» **PROVIDED RECORDS**
******************************

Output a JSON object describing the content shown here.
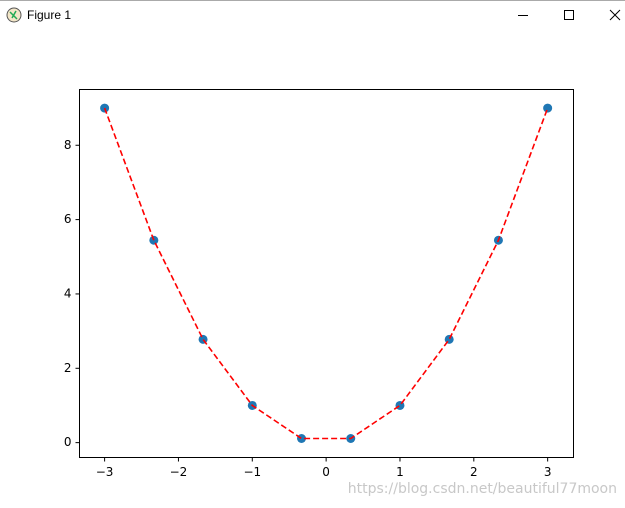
{
  "window": {
    "title": "Figure 1"
  },
  "watermark": "https://blog.csdn.net/beautiful77moon",
  "chart_data": {
    "type": "scatter",
    "x": [
      -3,
      -2.3333333333,
      -1.6666666667,
      -1,
      -0.3333333333,
      0.3333333333,
      1,
      1.6666666667,
      2.3333333333,
      3
    ],
    "values": [
      9,
      5.4444444444,
      2.7777777778,
      1,
      0.1111111111,
      0.1111111111,
      1,
      2.7777777778,
      5.4444444444,
      9
    ],
    "color": "#1f77b4",
    "line_color": "#ff0000",
    "line_style": "dashed",
    "xlim": [
      -3.34,
      3.35
    ],
    "ylim": [
      -0.4,
      9.5
    ],
    "xticks": [
      {
        "value": -3,
        "label": "−3"
      },
      {
        "value": -2,
        "label": "−2"
      },
      {
        "value": -1,
        "label": "−1"
      },
      0,
      1,
      2,
      3
    ],
    "yticks": [
      0,
      2,
      4,
      6,
      8
    ]
  }
}
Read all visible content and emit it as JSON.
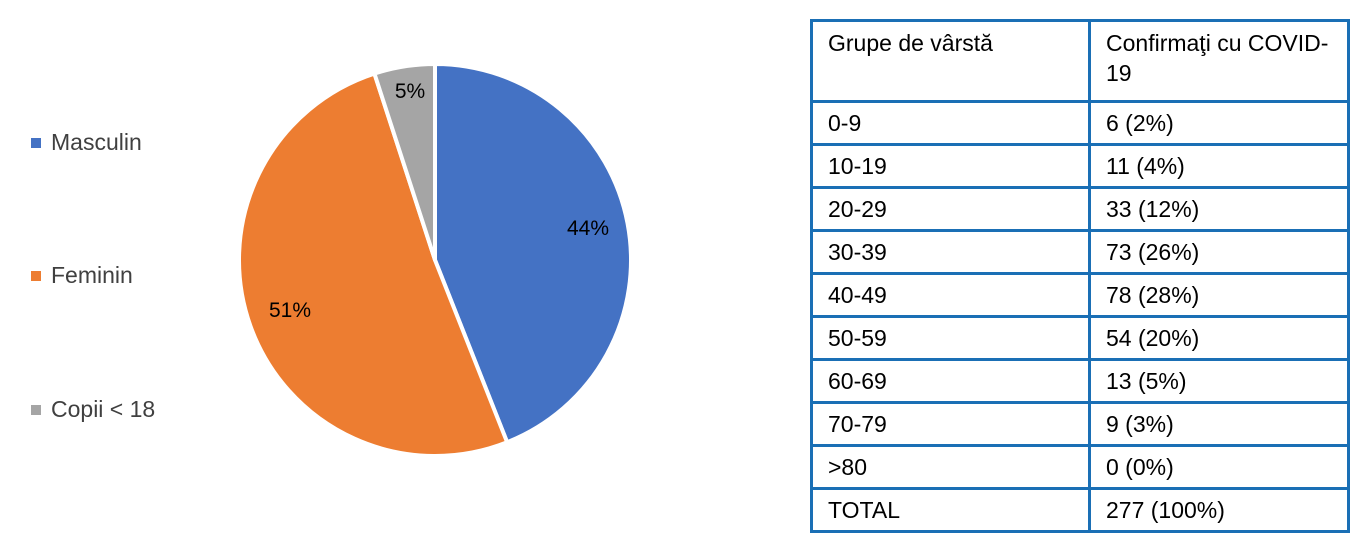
{
  "chart_data": [
    {
      "type": "pie",
      "legend_position": "left",
      "slices": [
        {
          "label": "Masculin",
          "value": 44,
          "value_label": "44%",
          "color": "#4472c4"
        },
        {
          "label": "Feminin",
          "value": 51,
          "value_label": "51%",
          "color": "#ed7d31"
        },
        {
          "label": "Copii < 18",
          "value": 5,
          "value_label": "5%",
          "color": "#a5a5a5"
        }
      ]
    },
    {
      "type": "table",
      "border_color": "#1a6fb5",
      "headers": [
        "Grupe de vârstă",
        "Confirmaţi cu COVID-19"
      ],
      "rows": [
        [
          "0-9",
          "6 (2%)"
        ],
        [
          "10-19",
          "11 (4%)"
        ],
        [
          "20-29",
          "33 (12%)"
        ],
        [
          "30-39",
          "73 (26%)"
        ],
        [
          "40-49",
          "78 (28%)"
        ],
        [
          "50-59",
          "54 (20%)"
        ],
        [
          "60-69",
          "13 (5%)"
        ],
        [
          "70-79",
          "9 (3%)"
        ],
        [
          ">80",
          "0 (0%)"
        ],
        [
          "TOTAL",
          "277 (100%)"
        ]
      ]
    }
  ]
}
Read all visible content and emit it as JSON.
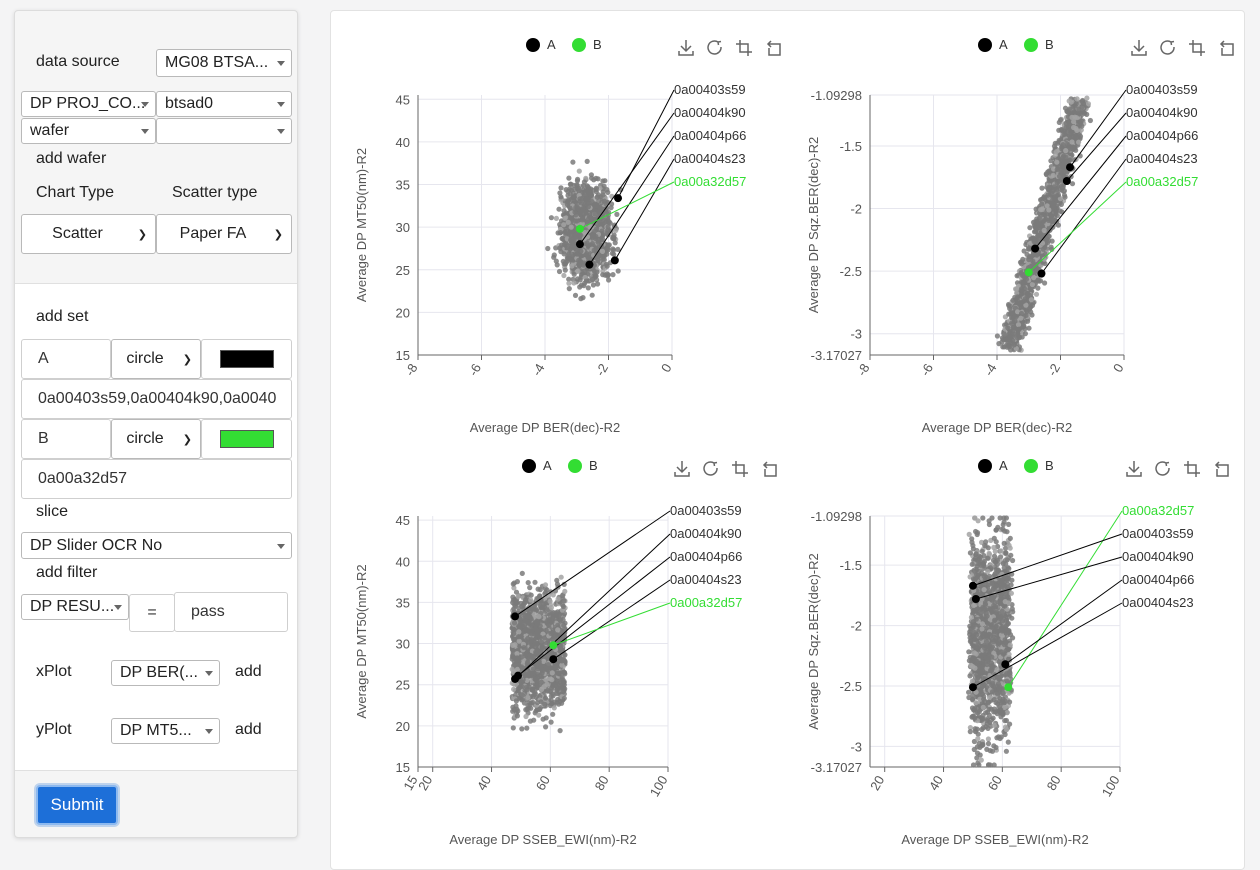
{
  "form": {
    "data_source_label": "data source",
    "data_source_value": "MG08 BTSA...",
    "proj_select": "DP PROJ_CO...",
    "proj_value": "btsad0",
    "group_select": "wafer",
    "group_value": "",
    "add_wafer_label": "add wafer",
    "chart_type_label": "Chart Type",
    "scatter_type_label": "Scatter type",
    "chart_type_value": "Scatter",
    "scatter_type_value": "Paper FA",
    "add_set_label": "add set",
    "sets": [
      {
        "name": "A",
        "shape": "circle",
        "color": "#000000",
        "items": "0a00403s59,0a00404k90,0a0040"
      },
      {
        "name": "B",
        "shape": "circle",
        "color": "#33dd33",
        "items": "0a00a32d57"
      }
    ],
    "slice_label": "slice",
    "slice_value": "DP Slider OCR No",
    "add_filter_label": "add filter",
    "filter_field": "DP RESU...",
    "filter_op": "=",
    "filter_value": "pass",
    "xplot_label": "xPlot",
    "xplot_value": "DP BER(...",
    "xplot_add": "add",
    "yplot_label": "yPlot",
    "yplot_value": "DP MT5...",
    "yplot_add": "add",
    "submit_label": "Submit"
  },
  "toolbar_icons": [
    "download-icon",
    "refresh-icon",
    "crop-icon",
    "restore-icon"
  ],
  "chart_data": [
    {
      "type": "scatter",
      "xlabel": "Average DP BER(dec)-R2",
      "ylabel": "Average DP MT50(nm)-R2",
      "xlim": [
        -8,
        0
      ],
      "ylim": [
        15,
        45.5
      ],
      "xticks": [
        "-8",
        "-6",
        "-4",
        "-2",
        "0"
      ],
      "yticks": [
        15,
        20,
        25,
        30,
        35,
        40,
        45
      ],
      "legend": [
        "A",
        "B"
      ],
      "cloud": {
        "cx": -2.7,
        "cy": 29.5,
        "rx": 0.75,
        "ry": 6.5
      },
      "series": [
        {
          "name": "A",
          "color": "#000000",
          "points": [
            [
              -1.7,
              33.4
            ],
            [
              -2.9,
              28.0
            ],
            [
              -2.6,
              25.6
            ],
            [
              -1.8,
              26.1
            ]
          ],
          "labels": [
            "0a00403s59",
            "0a00404k90",
            "0a00404p66",
            "0a00404s23"
          ]
        },
        {
          "name": "B",
          "color": "#33dd33",
          "points": [
            [
              -2.9,
              29.8
            ]
          ],
          "labels": [
            "0a00a32d57"
          ]
        }
      ]
    },
    {
      "type": "scatter",
      "xlabel": "Average DP BER(dec)-R2",
      "ylabel": "Average DP Sqz.BER(dec)-R2",
      "xlim": [
        -8,
        0
      ],
      "ylim": [
        -3.17027,
        -1.09298
      ],
      "xticks": [
        "-8",
        "-6",
        "-4",
        "-2",
        "0"
      ],
      "ytick_labels": [
        "-1.09298",
        "-1.5",
        "-2",
        "-2.5",
        "-3",
        "-3.17027"
      ],
      "ytick_values": [
        -1.09298,
        -1.5,
        -2,
        -2.5,
        -3,
        -3.17027
      ],
      "legend": [
        "A",
        "B"
      ],
      "series": [
        {
          "name": "A",
          "color": "#000000",
          "points": [
            [
              -1.7,
              -1.67
            ],
            [
              -1.8,
              -1.78
            ],
            [
              -2.8,
              -2.32
            ],
            [
              -2.6,
              -2.52
            ]
          ],
          "labels": [
            "0a00403s59",
            "0a00404k90",
            "0a00404p66",
            "0a00404s23"
          ]
        },
        {
          "name": "B",
          "color": "#33dd33",
          "points": [
            [
              -3.0,
              -2.51
            ]
          ],
          "labels": [
            "0a00a32d57"
          ]
        }
      ]
    },
    {
      "type": "scatter",
      "xlabel": "Average DP SSEB_EWI(nm)-R2",
      "ylabel": "Average DP MT50(nm)-R2",
      "xlim": [
        15,
        100
      ],
      "ylim": [
        15,
        45.5
      ],
      "xticks": [
        "15",
        "20",
        "40",
        "60",
        "80",
        "100"
      ],
      "yticks": [
        15,
        20,
        25,
        30,
        35,
        40,
        45
      ],
      "legend": [
        "A",
        "B"
      ],
      "series": [
        {
          "name": "A",
          "color": "#000000",
          "points": [
            [
              48,
              33.3
            ],
            [
              48,
              25.7
            ],
            [
              49,
              26.1
            ],
            [
              61,
              28.1
            ]
          ],
          "labels": [
            "0a00403s59",
            "0a00404k90",
            "0a00404p66",
            "0a00404s23"
          ]
        },
        {
          "name": "B",
          "color": "#33dd33",
          "points": [
            [
              61,
              29.8
            ]
          ],
          "labels": [
            "0a00a32d57"
          ]
        }
      ]
    },
    {
      "type": "scatter",
      "xlabel": "Average DP SSEB_EWI(nm)-R2",
      "ylabel": "Average DP Sqz.BER(dec)-R2",
      "xlim": [
        15,
        100
      ],
      "ylim": [
        -3.17027,
        -1.09298
      ],
      "xticks": [
        "20",
        "40",
        "60",
        "80",
        "100"
      ],
      "ytick_labels": [
        "-1.09298",
        "-1.5",
        "-2",
        "-2.5",
        "-3",
        "-3.17027"
      ],
      "ytick_values": [
        -1.09298,
        -1.5,
        -2,
        -2.5,
        -3,
        -3.17027
      ],
      "legend": [
        "A",
        "B"
      ],
      "series": [
        {
          "name": "A",
          "color": "#000000",
          "points": [
            [
              50,
              -1.67
            ],
            [
              51,
              -1.78
            ],
            [
              61,
              -2.32
            ],
            [
              50,
              -2.51
            ]
          ],
          "labels": [
            "0a00403s59",
            "0a00404k90",
            "0a00404p66",
            "0a00404s23"
          ]
        },
        {
          "name": "B",
          "color": "#33dd33",
          "points": [
            [
              62,
              -2.51
            ]
          ],
          "labels": [
            "0a00a32d57"
          ]
        }
      ]
    }
  ]
}
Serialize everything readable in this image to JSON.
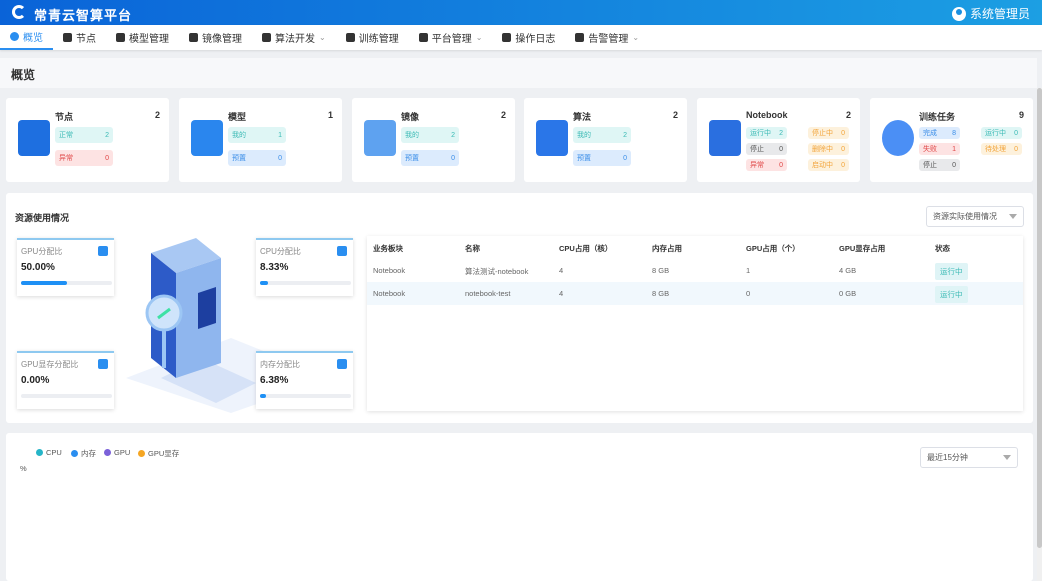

******************************

» **EXERCISE GOAL**
Filter the entries down to the lines containing "wafer". Copy each of those lines.

» **RESPONSE BELOW**
    "group_select": "wafer",
    "add_wafer_label": "add wafer",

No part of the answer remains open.